Provided records:

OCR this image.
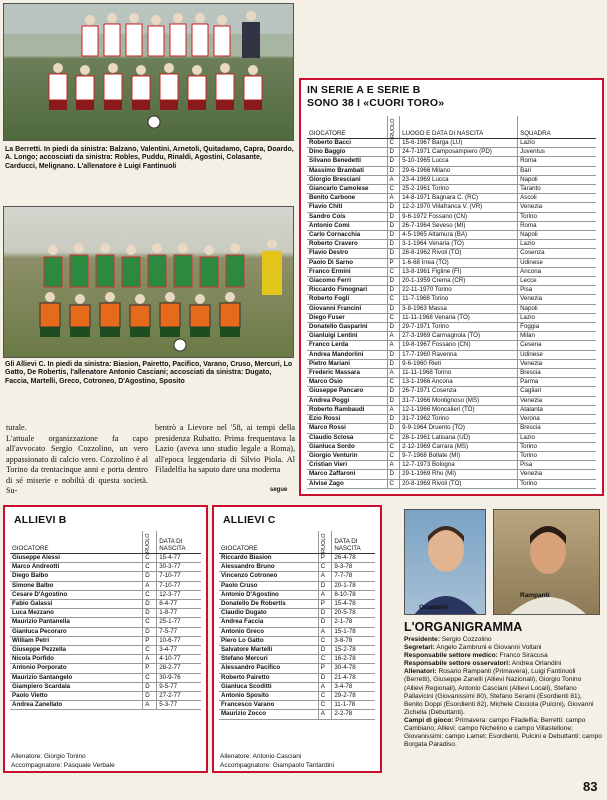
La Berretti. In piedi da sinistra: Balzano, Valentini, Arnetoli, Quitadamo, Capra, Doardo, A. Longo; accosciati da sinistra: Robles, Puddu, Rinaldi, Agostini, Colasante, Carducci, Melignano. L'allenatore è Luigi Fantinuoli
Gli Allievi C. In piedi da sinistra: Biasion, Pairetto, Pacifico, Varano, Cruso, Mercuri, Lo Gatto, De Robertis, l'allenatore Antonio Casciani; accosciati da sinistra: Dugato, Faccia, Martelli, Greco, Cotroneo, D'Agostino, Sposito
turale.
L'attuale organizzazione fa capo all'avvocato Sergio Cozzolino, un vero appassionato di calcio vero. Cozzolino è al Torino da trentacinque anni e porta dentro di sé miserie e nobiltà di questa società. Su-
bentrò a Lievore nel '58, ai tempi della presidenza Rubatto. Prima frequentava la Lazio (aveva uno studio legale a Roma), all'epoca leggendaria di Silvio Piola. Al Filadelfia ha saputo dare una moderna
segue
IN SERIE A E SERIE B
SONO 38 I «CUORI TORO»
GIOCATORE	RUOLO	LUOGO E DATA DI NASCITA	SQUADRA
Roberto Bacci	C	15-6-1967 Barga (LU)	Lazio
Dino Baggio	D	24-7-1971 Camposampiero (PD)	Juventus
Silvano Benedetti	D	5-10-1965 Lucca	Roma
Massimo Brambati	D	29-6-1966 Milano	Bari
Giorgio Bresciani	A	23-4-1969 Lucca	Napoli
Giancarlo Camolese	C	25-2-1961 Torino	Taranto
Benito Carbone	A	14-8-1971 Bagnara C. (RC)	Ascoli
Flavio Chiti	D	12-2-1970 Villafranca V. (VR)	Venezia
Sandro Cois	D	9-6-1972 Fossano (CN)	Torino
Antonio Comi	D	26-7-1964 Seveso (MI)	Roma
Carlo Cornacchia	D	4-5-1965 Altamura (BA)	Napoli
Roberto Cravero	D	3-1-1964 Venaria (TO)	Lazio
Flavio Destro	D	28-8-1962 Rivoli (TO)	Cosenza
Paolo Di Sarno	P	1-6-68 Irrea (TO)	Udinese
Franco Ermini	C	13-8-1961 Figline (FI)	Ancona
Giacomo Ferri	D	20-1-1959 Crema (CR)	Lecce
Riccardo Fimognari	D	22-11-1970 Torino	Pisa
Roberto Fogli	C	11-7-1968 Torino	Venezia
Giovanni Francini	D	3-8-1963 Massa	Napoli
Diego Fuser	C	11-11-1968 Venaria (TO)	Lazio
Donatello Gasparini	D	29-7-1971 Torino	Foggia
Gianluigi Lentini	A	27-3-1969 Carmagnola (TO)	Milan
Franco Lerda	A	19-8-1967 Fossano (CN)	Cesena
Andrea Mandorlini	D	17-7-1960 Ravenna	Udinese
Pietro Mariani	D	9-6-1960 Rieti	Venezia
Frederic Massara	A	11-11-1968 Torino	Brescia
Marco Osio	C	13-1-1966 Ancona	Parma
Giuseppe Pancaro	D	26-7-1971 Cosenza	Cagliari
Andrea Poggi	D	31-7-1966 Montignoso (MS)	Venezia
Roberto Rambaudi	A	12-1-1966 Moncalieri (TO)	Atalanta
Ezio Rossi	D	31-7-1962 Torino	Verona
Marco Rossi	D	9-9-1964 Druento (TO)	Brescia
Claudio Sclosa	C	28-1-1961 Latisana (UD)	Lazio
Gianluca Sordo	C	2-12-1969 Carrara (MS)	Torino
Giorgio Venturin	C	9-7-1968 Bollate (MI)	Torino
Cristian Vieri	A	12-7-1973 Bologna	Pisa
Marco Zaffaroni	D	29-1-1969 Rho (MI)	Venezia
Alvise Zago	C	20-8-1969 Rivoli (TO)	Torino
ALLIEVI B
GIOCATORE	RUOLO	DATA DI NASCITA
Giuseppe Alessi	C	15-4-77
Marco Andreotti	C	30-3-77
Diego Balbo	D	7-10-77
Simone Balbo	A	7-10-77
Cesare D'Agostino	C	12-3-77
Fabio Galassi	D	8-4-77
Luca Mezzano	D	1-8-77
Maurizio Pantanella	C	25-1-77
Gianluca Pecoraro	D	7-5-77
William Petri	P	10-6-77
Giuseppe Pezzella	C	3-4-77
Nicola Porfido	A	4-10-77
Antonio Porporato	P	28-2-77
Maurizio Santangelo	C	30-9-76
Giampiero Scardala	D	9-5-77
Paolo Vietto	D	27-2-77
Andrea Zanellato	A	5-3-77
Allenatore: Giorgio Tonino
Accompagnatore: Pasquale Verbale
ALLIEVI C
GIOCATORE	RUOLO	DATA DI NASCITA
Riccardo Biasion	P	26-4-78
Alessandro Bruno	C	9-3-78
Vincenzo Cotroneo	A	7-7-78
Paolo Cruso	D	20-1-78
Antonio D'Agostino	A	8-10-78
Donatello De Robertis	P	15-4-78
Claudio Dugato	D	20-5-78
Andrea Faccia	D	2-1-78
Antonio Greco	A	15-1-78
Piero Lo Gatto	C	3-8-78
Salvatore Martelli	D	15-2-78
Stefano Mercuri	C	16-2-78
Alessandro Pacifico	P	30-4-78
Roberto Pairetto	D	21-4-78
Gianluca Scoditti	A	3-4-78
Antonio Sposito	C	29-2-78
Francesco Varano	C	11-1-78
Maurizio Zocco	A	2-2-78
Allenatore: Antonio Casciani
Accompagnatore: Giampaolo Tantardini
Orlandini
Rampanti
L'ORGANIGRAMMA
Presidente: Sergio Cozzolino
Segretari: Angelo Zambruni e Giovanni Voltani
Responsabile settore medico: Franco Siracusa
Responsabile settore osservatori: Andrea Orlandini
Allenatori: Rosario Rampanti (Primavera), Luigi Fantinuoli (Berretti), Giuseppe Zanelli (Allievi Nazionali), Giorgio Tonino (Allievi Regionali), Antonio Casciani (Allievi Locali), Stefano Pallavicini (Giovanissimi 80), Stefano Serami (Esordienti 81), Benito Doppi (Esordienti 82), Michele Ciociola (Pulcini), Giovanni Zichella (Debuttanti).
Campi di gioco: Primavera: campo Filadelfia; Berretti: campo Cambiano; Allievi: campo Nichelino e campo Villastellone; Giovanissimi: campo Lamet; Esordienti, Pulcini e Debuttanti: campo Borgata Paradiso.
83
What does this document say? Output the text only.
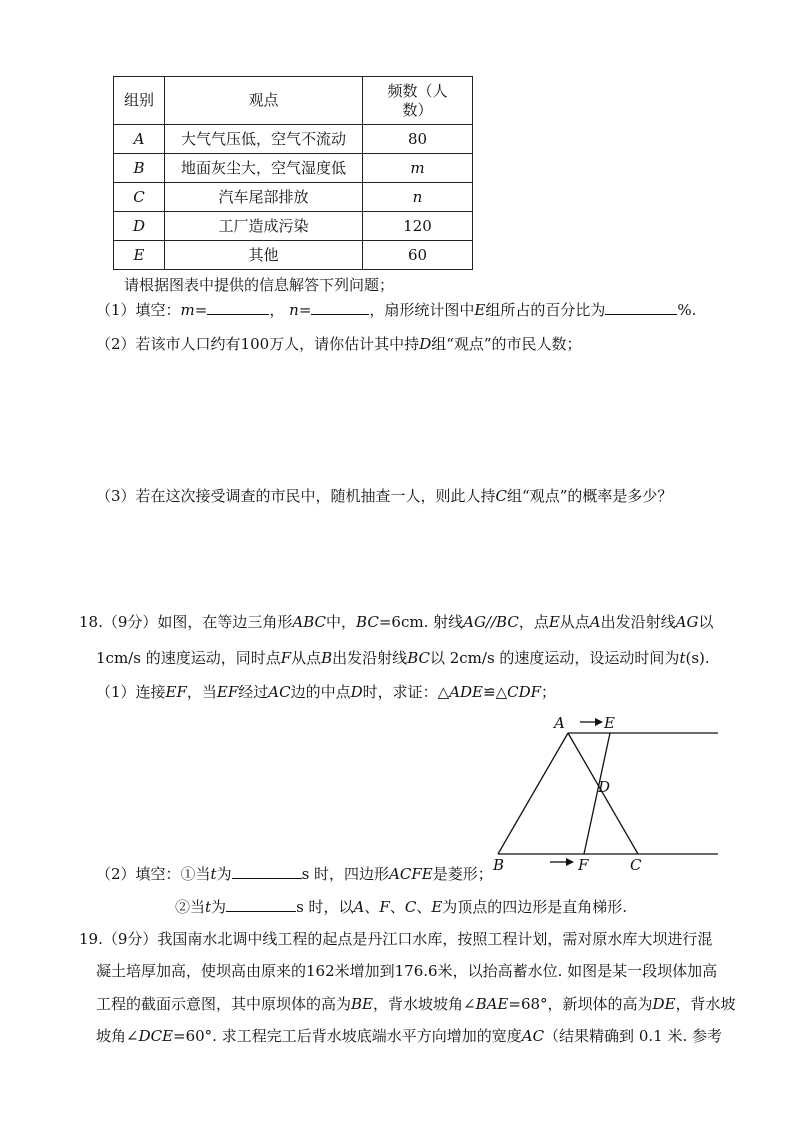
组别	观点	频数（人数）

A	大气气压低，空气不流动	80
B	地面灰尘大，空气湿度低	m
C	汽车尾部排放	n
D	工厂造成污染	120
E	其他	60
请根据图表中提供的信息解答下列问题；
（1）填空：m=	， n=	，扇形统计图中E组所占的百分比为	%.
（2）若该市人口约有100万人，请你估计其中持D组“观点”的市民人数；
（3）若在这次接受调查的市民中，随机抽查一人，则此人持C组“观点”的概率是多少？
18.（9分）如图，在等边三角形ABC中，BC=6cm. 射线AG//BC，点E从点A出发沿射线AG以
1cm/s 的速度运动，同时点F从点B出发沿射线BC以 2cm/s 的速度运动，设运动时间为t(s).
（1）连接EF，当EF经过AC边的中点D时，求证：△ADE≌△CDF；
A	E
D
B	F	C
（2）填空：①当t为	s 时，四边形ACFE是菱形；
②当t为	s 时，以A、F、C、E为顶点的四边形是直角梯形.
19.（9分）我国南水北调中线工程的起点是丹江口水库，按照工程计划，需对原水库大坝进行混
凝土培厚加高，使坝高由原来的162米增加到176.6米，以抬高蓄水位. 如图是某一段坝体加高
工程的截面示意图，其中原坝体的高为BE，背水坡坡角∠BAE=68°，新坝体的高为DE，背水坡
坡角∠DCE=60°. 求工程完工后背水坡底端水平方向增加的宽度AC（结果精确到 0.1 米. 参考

---

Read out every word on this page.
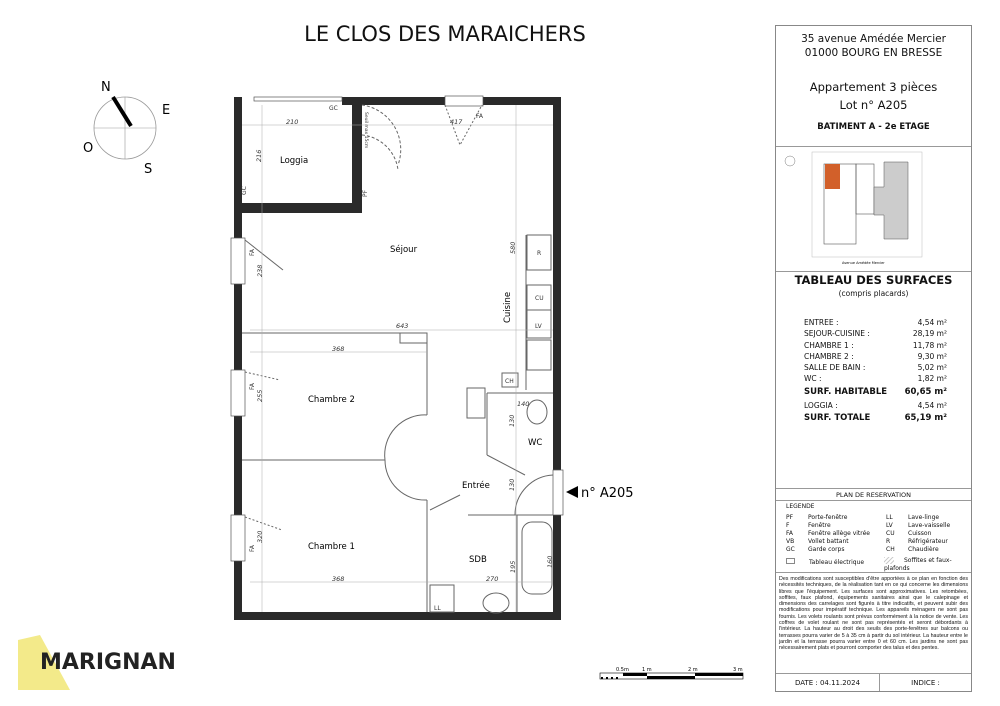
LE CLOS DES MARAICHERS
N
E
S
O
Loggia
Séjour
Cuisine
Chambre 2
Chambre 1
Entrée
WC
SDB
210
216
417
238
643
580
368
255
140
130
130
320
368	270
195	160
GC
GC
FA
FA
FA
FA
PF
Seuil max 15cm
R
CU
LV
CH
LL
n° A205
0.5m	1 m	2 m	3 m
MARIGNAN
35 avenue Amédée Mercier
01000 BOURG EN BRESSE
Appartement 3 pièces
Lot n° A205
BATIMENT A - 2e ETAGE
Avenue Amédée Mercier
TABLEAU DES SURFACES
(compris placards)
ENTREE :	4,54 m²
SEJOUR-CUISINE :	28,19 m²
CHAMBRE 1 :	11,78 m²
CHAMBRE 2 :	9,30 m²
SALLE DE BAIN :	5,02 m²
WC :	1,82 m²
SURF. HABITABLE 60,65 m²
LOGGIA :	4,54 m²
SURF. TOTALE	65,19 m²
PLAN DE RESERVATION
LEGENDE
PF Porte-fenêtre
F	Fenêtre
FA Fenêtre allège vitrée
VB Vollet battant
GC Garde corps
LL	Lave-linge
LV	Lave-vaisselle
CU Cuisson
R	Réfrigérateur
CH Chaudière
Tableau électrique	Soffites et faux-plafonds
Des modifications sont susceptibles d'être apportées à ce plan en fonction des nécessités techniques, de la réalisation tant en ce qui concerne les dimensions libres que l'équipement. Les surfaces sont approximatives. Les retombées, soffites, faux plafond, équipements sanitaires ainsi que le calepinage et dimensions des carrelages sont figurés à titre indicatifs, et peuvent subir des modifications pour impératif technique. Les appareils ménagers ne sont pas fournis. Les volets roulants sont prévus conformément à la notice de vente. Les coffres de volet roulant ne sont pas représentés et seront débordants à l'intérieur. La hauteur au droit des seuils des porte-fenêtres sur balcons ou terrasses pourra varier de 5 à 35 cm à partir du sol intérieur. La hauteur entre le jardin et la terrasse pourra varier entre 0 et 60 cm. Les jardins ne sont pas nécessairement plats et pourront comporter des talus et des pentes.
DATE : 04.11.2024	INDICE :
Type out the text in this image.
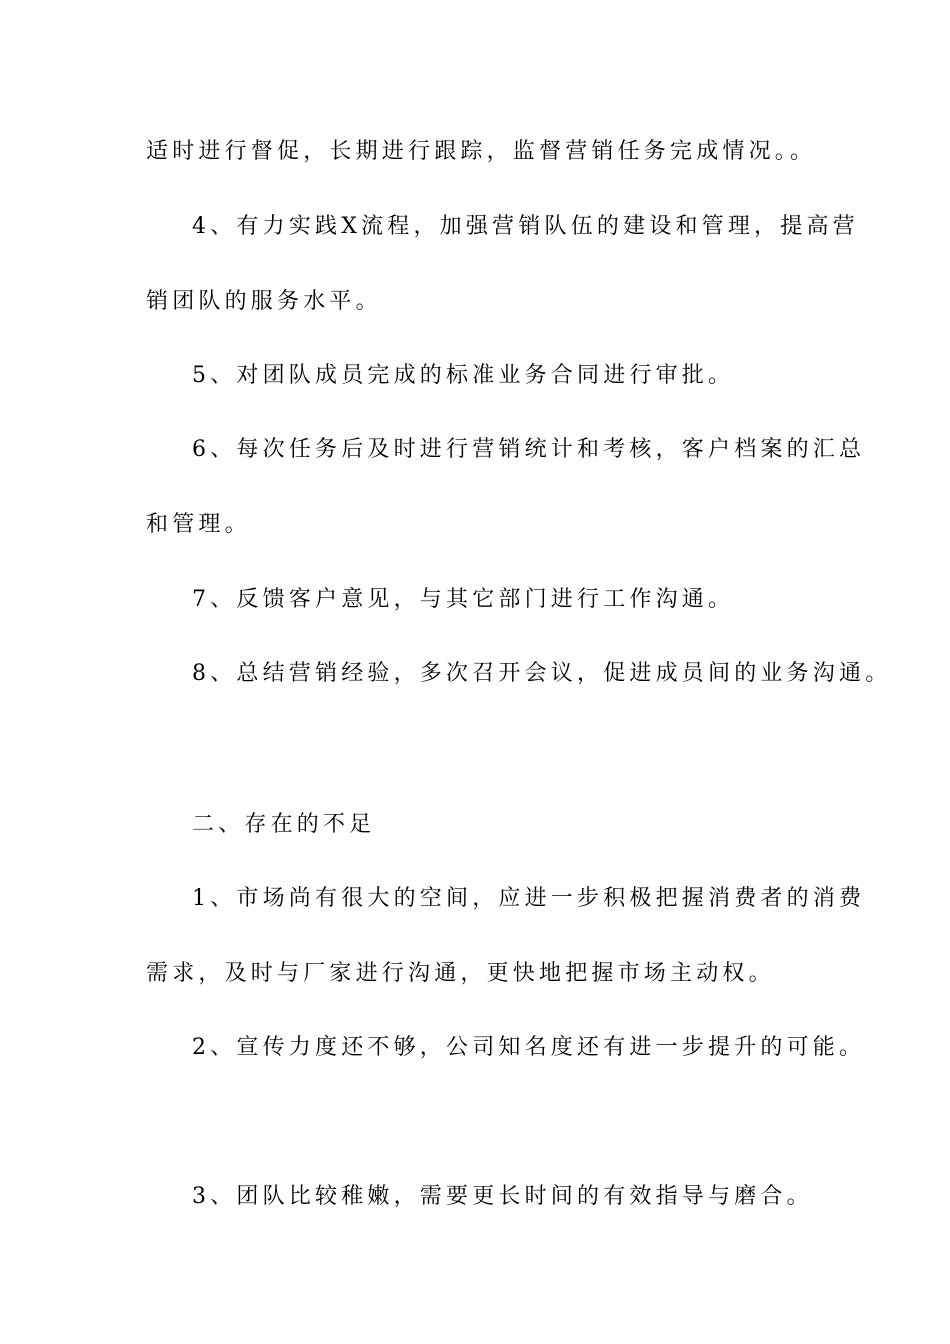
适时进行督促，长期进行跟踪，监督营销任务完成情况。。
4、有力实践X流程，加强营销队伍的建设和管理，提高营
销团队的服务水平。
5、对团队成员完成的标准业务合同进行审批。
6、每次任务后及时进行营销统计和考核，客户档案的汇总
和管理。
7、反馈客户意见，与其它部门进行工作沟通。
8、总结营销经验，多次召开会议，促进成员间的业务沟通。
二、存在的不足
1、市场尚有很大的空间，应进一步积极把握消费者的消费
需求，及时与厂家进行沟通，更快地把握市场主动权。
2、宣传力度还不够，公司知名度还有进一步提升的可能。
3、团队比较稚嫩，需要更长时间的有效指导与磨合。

==

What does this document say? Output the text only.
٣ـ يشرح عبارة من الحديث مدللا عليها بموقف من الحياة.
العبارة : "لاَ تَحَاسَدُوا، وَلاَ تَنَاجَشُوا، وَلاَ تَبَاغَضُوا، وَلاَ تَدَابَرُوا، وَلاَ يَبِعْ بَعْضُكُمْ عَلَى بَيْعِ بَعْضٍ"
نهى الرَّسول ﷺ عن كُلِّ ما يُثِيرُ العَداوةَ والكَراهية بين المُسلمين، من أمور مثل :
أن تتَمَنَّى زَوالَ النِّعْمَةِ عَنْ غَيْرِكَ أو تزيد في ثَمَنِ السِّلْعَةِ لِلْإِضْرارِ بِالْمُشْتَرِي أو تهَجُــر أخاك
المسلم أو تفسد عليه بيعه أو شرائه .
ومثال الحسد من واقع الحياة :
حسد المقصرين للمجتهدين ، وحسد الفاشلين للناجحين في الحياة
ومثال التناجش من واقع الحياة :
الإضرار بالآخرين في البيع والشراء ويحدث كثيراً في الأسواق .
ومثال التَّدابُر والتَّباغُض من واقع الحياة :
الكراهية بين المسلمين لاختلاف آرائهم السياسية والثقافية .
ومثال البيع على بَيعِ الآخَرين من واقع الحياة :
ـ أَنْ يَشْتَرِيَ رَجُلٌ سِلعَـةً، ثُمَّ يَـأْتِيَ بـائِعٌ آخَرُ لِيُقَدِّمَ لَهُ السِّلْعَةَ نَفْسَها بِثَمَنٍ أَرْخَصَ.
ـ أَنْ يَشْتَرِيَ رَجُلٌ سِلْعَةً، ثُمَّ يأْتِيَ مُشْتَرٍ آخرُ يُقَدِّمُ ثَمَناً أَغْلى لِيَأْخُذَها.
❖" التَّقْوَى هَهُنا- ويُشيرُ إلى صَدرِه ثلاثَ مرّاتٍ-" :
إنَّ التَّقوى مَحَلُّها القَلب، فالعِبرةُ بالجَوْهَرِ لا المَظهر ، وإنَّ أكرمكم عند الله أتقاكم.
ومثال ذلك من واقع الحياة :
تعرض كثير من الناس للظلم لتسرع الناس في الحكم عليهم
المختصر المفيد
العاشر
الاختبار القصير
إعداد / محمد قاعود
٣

Exercise brief: From the listing above, copy all lines holding the word "Rivoli".

Result for this task:
Flavio Destro	D	28-8-1962 Rivoli (TO)	Cosenza
Alvise Zago	C	20-8-1969 Rivoli (TO)	Torino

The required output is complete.